[Entries taken from a collection]
^^^^^^^^^^^^^^^^

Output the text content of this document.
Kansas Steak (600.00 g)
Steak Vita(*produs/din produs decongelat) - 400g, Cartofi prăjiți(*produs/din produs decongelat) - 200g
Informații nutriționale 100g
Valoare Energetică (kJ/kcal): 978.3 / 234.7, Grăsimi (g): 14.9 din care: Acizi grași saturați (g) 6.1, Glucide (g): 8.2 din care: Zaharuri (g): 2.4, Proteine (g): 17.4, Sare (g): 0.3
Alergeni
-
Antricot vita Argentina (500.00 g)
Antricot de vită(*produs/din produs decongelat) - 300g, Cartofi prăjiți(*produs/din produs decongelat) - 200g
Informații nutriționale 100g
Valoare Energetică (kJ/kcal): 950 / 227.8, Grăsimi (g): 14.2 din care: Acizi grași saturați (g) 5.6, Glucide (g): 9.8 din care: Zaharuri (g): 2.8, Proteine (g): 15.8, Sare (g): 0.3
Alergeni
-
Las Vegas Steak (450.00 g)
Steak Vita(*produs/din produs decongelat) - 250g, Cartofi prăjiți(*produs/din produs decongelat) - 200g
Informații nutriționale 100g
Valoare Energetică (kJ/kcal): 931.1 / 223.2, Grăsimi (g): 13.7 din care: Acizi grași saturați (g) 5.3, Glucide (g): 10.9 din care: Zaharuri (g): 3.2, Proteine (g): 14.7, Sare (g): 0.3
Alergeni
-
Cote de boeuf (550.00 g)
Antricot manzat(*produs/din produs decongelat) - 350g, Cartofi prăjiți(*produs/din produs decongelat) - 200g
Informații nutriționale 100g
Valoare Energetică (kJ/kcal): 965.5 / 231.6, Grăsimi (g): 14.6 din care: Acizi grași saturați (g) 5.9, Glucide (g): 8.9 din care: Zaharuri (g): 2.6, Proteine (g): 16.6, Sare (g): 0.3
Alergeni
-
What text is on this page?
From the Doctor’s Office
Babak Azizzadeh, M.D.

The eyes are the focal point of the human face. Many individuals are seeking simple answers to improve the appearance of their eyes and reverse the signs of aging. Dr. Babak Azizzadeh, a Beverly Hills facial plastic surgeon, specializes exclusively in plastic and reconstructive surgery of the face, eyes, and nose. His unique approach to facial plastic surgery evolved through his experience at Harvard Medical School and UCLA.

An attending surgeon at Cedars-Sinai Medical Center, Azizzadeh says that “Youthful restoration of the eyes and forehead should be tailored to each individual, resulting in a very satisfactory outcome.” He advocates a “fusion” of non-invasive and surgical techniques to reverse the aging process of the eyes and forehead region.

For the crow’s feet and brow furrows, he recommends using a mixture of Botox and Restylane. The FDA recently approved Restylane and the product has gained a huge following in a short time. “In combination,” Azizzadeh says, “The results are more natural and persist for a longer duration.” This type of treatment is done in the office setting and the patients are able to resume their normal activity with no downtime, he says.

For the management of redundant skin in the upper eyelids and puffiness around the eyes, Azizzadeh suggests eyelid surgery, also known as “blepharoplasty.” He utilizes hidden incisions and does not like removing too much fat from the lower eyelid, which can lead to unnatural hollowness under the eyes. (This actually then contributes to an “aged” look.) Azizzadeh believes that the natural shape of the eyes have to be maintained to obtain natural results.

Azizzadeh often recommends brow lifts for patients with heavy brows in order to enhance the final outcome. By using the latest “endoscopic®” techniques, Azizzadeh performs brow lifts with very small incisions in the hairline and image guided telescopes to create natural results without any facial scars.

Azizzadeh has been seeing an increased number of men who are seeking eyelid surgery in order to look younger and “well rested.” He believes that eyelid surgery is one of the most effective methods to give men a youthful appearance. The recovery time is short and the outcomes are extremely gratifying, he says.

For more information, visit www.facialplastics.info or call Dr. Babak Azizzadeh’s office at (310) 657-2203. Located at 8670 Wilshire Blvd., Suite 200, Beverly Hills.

^^^^^^^^^^^^^^^^

WHAT YOU SHOULD DO:
Only lines that contain the string "reverse" count; pick each one out of the records and copy it.

RESPONSE TO THE EXERCISE:
The eyes are the focal point of the human face. Many individuals are seeking simple answers to improve the appearance of their eyes and reverse the signs of aging. Dr. Babak Azizzadeh, a Beverly Hills facial plastic surgeon, specializes exclusively in plastic and reconstructive surgery of the face, eyes, and nose. His unique approach to facial plastic surgery evolved through his experience at Harvard Medical School and UCLA.
An attending surgeon at Cedars-Sinai Medical Center, Azizzadeh says that “Youthful restoration of the eyes and forehead should be tailored to each individual, resulting in a very satisfactory outcome.” He advocates a “fusion” of non-invasive and surgical techniques to reverse the aging process of the eyes and forehead region.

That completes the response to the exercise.